"""
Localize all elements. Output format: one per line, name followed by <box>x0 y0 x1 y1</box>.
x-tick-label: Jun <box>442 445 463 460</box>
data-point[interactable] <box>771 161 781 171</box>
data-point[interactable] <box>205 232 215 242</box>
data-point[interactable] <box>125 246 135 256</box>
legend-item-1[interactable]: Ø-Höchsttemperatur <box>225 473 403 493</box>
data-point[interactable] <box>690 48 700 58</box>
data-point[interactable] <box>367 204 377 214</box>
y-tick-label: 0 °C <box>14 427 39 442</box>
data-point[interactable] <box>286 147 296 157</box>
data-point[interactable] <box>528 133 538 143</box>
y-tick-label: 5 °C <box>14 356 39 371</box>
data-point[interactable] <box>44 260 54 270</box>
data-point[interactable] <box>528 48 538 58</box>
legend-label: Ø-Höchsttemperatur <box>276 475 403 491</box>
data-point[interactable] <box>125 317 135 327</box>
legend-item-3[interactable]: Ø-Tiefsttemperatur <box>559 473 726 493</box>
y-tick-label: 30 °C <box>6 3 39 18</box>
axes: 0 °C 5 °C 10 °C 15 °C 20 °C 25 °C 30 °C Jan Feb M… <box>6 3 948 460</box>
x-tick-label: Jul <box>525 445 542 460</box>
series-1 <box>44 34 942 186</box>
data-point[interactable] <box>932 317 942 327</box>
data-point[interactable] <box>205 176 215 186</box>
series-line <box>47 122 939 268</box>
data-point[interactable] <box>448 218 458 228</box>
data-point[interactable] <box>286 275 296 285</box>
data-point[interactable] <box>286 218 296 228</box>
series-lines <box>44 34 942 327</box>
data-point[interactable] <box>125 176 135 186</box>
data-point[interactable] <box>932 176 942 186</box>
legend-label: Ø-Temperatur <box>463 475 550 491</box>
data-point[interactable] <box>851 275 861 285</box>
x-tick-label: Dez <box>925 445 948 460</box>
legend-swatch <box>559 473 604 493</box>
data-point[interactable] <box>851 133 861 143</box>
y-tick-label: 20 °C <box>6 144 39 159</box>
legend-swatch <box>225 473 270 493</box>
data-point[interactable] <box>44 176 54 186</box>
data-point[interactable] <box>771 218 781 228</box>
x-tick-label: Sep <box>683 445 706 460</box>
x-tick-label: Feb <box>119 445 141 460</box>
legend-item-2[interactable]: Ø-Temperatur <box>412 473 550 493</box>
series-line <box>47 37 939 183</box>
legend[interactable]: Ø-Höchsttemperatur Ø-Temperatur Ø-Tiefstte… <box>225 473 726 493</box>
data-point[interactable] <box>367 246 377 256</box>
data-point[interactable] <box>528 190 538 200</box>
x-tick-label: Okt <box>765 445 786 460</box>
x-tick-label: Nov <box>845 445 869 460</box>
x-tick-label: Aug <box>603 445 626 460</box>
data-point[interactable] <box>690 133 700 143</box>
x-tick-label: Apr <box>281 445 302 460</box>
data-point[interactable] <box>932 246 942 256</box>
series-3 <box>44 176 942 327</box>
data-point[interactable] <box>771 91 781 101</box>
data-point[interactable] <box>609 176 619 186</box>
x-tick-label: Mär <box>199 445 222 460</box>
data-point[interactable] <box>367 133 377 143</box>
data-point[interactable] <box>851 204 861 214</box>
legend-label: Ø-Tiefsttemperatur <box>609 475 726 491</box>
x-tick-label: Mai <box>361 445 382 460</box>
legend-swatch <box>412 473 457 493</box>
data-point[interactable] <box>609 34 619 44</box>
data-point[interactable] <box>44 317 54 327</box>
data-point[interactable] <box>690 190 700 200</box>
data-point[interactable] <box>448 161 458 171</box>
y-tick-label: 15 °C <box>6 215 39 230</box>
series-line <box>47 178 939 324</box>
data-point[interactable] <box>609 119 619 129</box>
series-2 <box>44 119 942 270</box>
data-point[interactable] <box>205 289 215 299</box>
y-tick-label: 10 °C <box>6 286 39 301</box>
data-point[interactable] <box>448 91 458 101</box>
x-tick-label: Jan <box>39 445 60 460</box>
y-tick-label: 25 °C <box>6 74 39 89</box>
"""
EXERCISE REQUIREMENTS: Reproduce the material above line for line, leaving every character unchanged.

OUTPUT FOR THIS TASK:
Localize all elements. Output format: one per line, name followed by <box>x0 y0 x1 y1</box>.
x-tick-label: Jun <box>442 445 463 460</box>
data-point[interactable] <box>771 161 781 171</box>
data-point[interactable] <box>205 232 215 242</box>
data-point[interactable] <box>125 246 135 256</box>
legend-item-1[interactable]: Ø-Höchsttemperatur <box>225 473 403 493</box>
data-point[interactable] <box>690 48 700 58</box>
data-point[interactable] <box>367 204 377 214</box>
y-tick-label: 0 °C <box>14 427 39 442</box>
data-point[interactable] <box>286 147 296 157</box>
data-point[interactable] <box>528 133 538 143</box>
y-tick-label: 5 °C <box>14 356 39 371</box>
data-point[interactable] <box>44 260 54 270</box>
data-point[interactable] <box>528 48 538 58</box>
legend-label: Ø-Höchsttemperatur <box>276 475 403 491</box>
data-point[interactable] <box>125 317 135 327</box>
legend-item-3[interactable]: Ø-Tiefsttemperatur <box>559 473 726 493</box>
y-tick-label: 30 °C <box>6 3 39 18</box>
axes: 0 °C 5 °C 10 °C 15 °C 20 °C 25 °C 30 °C Jan Feb M… <box>6 3 948 460</box>
x-tick-label: Jul <box>525 445 542 460</box>
series-1 <box>44 34 942 186</box>
data-point[interactable] <box>932 317 942 327</box>
data-point[interactable] <box>205 176 215 186</box>
series-line <box>47 122 939 268</box>
data-point[interactable] <box>448 218 458 228</box>
data-point[interactable] <box>286 275 296 285</box>
data-point[interactable] <box>286 218 296 228</box>
series-lines <box>44 34 942 327</box>
data-point[interactable] <box>125 176 135 186</box>
data-point[interactable] <box>932 176 942 186</box>
legend-label: Ø-Temperatur <box>463 475 550 491</box>
data-point[interactable] <box>851 275 861 285</box>
x-tick-label: Dez <box>925 445 948 460</box>
legend-swatch <box>559 473 604 493</box>
data-point[interactable] <box>851 133 861 143</box>
y-tick-label: 20 °C <box>6 144 39 159</box>
legend-swatch <box>225 473 270 493</box>
data-point[interactable] <box>44 176 54 186</box>
data-point[interactable] <box>771 218 781 228</box>
x-tick-label: Sep <box>683 445 706 460</box>
x-tick-label: Feb <box>119 445 141 460</box>
legend-item-2[interactable]: Ø-Temperatur <box>412 473 550 493</box>
series-line <box>47 37 939 183</box>
legend[interactable]: Ø-Höchsttemperatur Ø-Temperatur Ø-Tiefstte… <box>225 473 726 493</box>
data-point[interactable] <box>367 246 377 256</box>
data-point[interactable] <box>528 190 538 200</box>
x-tick-label: Okt <box>765 445 786 460</box>
x-tick-label: Nov <box>845 445 869 460</box>
x-tick-label: Aug <box>603 445 626 460</box>
data-point[interactable] <box>690 133 700 143</box>
x-tick-label: Apr <box>281 445 302 460</box>
data-point[interactable] <box>932 246 942 256</box>
series-3 <box>44 176 942 327</box>
data-point[interactable] <box>771 91 781 101</box>
data-point[interactable] <box>609 176 619 186</box>
x-tick-label: Mär <box>199 445 222 460</box>
data-point[interactable] <box>367 133 377 143</box>
data-point[interactable] <box>851 204 861 214</box>
legend-label: Ø-Tiefsttemperatur <box>609 475 726 491</box>
x-tick-label: Mai <box>361 445 382 460</box>
legend-swatch <box>412 473 457 493</box>
data-point[interactable] <box>609 34 619 44</box>
data-point[interactable] <box>44 317 54 327</box>
data-point[interactable] <box>690 190 700 200</box>
data-point[interactable] <box>448 161 458 171</box>
y-tick-label: 15 °C <box>6 215 39 230</box>
series-line <box>47 178 939 324</box>
data-point[interactable] <box>609 119 619 129</box>
series-2 <box>44 119 942 270</box>
data-point[interactable] <box>205 289 215 299</box>
y-tick-label: 10 °C <box>6 286 39 301</box>
data-point[interactable] <box>448 91 458 101</box>
x-tick-label: Jan <box>39 445 60 460</box>
y-tick-label: 25 °C <box>6 74 39 89</box>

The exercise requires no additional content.